● Goal of the exercise
Where a line holds the string "Françoise", return that line.

======== Input data

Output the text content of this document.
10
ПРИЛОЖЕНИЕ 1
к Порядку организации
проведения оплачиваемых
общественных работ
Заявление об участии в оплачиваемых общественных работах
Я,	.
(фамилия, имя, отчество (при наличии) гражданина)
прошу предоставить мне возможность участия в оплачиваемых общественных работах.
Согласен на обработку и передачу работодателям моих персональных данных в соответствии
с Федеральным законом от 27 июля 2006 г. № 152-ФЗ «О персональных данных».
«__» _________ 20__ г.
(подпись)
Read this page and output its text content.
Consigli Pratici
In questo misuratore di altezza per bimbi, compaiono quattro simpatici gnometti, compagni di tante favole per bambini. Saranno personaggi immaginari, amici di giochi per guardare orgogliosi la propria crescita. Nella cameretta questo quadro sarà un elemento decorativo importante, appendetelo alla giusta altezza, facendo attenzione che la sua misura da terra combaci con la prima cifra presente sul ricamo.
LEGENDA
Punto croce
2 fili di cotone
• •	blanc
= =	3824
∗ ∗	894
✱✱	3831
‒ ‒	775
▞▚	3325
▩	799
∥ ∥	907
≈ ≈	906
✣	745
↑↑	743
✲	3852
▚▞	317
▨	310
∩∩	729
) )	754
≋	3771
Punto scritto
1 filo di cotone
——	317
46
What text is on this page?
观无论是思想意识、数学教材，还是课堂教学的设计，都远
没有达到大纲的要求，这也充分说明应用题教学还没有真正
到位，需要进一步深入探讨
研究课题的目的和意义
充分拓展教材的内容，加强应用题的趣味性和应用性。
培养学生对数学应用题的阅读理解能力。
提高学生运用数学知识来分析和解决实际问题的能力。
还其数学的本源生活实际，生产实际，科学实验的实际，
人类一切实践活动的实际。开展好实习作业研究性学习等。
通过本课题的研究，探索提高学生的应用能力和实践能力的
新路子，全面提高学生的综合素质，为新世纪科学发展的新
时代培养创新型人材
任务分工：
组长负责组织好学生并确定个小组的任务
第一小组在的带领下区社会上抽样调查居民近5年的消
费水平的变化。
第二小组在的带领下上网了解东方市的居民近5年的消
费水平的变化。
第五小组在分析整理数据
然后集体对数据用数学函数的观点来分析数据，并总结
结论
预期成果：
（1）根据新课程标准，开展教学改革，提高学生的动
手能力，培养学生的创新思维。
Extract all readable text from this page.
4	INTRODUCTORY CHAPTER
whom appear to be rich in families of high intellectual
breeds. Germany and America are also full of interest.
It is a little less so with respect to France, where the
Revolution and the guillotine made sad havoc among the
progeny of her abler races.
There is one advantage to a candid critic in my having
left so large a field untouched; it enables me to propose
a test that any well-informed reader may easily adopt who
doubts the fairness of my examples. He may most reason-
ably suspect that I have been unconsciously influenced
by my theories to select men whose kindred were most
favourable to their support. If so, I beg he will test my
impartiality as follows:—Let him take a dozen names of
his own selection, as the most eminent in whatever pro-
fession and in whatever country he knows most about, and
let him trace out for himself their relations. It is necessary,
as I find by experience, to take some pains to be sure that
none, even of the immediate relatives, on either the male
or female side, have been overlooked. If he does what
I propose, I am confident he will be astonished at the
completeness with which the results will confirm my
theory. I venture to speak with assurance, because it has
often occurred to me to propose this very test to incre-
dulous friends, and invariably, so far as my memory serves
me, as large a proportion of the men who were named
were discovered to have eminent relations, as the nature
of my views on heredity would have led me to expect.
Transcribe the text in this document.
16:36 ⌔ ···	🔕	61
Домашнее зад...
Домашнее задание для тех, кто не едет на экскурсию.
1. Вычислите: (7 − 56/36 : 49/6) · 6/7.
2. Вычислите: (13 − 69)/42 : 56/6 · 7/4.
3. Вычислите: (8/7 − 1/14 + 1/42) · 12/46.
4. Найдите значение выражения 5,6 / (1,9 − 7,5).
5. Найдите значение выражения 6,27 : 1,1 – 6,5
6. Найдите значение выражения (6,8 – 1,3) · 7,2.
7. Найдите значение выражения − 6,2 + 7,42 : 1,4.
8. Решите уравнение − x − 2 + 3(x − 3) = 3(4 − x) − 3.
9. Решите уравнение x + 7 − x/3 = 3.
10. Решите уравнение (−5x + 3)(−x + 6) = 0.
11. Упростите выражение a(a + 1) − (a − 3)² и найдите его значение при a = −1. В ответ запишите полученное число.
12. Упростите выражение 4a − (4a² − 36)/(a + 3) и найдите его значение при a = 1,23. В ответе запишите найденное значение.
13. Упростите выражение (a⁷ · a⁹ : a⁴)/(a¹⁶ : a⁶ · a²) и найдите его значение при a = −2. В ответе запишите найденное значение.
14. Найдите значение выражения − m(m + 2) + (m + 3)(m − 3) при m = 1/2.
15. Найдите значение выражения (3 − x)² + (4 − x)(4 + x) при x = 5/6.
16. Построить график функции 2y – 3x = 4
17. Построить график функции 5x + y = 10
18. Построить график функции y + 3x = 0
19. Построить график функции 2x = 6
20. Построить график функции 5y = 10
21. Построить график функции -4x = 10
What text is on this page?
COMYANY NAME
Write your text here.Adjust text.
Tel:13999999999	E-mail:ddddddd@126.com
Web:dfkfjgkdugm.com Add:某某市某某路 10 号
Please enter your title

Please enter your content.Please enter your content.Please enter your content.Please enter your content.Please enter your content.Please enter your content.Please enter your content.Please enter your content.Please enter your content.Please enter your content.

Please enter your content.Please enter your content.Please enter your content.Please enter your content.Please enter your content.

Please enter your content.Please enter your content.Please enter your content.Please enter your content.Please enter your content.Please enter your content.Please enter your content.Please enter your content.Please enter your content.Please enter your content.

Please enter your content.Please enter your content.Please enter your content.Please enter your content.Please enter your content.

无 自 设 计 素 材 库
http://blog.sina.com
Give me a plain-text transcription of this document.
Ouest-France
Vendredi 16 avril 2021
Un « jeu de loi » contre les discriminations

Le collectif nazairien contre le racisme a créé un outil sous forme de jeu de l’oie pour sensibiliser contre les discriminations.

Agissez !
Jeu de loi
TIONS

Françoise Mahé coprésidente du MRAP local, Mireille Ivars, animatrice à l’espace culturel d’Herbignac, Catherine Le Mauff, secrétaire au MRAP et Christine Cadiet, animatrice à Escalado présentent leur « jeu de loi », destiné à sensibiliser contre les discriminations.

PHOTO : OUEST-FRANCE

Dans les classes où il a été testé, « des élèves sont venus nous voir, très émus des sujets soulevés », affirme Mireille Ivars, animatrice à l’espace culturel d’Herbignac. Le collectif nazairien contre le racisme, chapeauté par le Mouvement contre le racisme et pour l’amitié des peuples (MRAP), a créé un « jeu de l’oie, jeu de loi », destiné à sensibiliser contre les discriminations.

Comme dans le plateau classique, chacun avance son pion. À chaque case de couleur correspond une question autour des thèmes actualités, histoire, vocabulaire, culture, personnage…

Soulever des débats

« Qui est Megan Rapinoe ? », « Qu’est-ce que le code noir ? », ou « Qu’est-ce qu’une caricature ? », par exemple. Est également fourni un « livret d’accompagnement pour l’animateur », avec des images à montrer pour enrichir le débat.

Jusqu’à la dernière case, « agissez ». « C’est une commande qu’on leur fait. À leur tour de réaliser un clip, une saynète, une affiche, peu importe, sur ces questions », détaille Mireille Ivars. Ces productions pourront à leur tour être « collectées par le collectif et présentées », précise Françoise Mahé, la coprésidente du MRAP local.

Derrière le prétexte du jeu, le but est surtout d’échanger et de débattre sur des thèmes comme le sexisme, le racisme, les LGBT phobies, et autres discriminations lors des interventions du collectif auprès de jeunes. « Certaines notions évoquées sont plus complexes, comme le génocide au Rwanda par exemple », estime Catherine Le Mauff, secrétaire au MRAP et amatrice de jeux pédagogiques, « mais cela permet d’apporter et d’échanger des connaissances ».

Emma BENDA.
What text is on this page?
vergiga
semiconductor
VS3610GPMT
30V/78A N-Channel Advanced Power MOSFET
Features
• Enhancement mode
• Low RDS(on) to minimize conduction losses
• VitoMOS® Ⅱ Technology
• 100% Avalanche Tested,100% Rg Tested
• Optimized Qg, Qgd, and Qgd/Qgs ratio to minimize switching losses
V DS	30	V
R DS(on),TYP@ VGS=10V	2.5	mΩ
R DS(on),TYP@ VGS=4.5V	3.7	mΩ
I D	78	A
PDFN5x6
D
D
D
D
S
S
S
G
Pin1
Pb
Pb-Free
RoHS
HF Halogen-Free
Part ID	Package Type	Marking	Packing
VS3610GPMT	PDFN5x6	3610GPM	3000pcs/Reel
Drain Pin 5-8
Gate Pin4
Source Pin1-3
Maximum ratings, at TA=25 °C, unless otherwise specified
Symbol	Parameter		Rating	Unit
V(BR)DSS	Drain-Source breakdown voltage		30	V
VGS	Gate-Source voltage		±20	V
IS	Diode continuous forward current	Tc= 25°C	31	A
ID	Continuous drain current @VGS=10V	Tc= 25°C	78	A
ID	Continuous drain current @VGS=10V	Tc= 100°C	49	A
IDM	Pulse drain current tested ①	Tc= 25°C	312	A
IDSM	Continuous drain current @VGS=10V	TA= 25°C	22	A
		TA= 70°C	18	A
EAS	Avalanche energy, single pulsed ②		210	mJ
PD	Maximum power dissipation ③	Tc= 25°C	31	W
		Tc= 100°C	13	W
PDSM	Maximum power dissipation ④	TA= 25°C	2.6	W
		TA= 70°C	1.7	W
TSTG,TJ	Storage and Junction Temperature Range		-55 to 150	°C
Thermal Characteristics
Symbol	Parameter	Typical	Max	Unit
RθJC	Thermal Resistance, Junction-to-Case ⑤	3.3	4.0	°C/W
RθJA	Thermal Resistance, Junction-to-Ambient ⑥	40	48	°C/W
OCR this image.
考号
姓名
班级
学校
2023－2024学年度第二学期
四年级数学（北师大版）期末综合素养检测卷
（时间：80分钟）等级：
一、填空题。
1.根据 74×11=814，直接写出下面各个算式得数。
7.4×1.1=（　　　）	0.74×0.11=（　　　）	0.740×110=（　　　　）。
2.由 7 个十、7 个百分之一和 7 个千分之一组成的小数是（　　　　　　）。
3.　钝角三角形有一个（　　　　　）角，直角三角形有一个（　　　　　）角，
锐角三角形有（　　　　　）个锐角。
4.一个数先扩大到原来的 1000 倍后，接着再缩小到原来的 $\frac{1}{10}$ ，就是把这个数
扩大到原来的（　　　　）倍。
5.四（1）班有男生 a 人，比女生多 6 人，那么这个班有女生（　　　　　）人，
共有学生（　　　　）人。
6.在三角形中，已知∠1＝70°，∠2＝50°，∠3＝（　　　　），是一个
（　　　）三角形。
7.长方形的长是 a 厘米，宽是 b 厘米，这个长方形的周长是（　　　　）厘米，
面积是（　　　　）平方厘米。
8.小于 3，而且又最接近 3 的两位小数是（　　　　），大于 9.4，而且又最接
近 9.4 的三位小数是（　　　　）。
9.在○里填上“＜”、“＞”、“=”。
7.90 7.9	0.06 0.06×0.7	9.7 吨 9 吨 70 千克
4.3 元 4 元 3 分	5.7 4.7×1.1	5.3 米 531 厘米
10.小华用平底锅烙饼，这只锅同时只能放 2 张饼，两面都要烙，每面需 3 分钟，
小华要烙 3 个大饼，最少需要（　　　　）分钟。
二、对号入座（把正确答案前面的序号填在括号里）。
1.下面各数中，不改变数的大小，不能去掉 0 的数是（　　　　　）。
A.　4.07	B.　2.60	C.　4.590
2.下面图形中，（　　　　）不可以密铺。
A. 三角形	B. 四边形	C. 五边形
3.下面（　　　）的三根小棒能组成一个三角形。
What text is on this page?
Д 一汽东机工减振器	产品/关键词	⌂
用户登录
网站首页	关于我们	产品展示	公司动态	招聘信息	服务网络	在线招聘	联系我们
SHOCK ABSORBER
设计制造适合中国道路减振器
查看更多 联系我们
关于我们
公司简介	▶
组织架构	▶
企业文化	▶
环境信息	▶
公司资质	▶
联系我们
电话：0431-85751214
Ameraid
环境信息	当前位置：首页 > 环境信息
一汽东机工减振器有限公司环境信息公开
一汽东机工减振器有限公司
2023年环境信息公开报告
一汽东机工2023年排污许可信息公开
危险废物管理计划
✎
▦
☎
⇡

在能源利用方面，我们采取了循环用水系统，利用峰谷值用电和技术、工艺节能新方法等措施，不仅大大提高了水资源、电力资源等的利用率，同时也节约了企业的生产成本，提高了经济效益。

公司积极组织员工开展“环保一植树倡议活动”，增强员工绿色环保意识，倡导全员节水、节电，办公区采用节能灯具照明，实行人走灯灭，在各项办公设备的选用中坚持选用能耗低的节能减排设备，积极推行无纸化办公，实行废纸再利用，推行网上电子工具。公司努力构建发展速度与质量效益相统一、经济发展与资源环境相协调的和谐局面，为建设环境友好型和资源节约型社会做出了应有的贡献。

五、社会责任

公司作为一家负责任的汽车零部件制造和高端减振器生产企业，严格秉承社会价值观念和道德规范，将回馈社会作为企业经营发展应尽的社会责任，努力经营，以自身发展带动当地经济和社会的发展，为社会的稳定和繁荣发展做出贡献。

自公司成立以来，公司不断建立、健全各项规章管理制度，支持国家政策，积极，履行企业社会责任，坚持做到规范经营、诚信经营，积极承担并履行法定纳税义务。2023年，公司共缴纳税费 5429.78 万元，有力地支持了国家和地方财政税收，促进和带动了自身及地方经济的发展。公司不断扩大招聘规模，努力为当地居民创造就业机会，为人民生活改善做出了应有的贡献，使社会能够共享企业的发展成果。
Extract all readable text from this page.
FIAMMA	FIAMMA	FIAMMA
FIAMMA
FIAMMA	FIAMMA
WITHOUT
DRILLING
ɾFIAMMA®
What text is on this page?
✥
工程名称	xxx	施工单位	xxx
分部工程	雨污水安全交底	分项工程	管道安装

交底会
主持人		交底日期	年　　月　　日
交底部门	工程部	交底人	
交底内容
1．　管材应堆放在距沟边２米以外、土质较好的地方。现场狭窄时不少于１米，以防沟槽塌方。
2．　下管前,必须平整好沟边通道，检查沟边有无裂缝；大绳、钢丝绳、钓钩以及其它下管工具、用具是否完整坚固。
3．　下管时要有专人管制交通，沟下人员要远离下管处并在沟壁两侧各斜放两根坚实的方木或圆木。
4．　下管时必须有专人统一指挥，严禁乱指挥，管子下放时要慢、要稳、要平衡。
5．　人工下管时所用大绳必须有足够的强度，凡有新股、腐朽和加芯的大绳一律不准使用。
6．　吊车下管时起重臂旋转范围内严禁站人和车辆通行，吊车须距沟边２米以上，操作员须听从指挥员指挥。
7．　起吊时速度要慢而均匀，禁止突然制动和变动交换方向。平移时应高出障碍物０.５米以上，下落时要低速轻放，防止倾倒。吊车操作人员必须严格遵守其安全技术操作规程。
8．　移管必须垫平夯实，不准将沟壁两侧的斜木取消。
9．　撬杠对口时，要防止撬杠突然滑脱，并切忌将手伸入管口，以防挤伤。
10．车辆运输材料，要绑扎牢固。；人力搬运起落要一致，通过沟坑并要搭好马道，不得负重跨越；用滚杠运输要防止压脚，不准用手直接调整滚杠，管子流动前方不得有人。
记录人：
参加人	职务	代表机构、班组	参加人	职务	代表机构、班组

================

● Task result
Françoise Mahé coprésidente du MRAP local, Mireille Ivars, animatrice à l’espace culturel d’Herbignac, Catherine Le Mauff, secrétaire au MRAP et Christine Cadiet, animatrice à Escalado présentent leur « jeu de loi », destiné à sensibiliser contre les discriminations.
Jusqu’à la dernière case, « agissez ». « C’est une commande qu’on leur fait. À leur tour de réaliser un clip, une saynète, une affiche, peu importe, sur ces questions », détaille Mireille Ivars. Ces productions pourront à leur tour être « collectées par le collectif et présentées », précise Françoise Mahé, la coprésidente du MRAP local.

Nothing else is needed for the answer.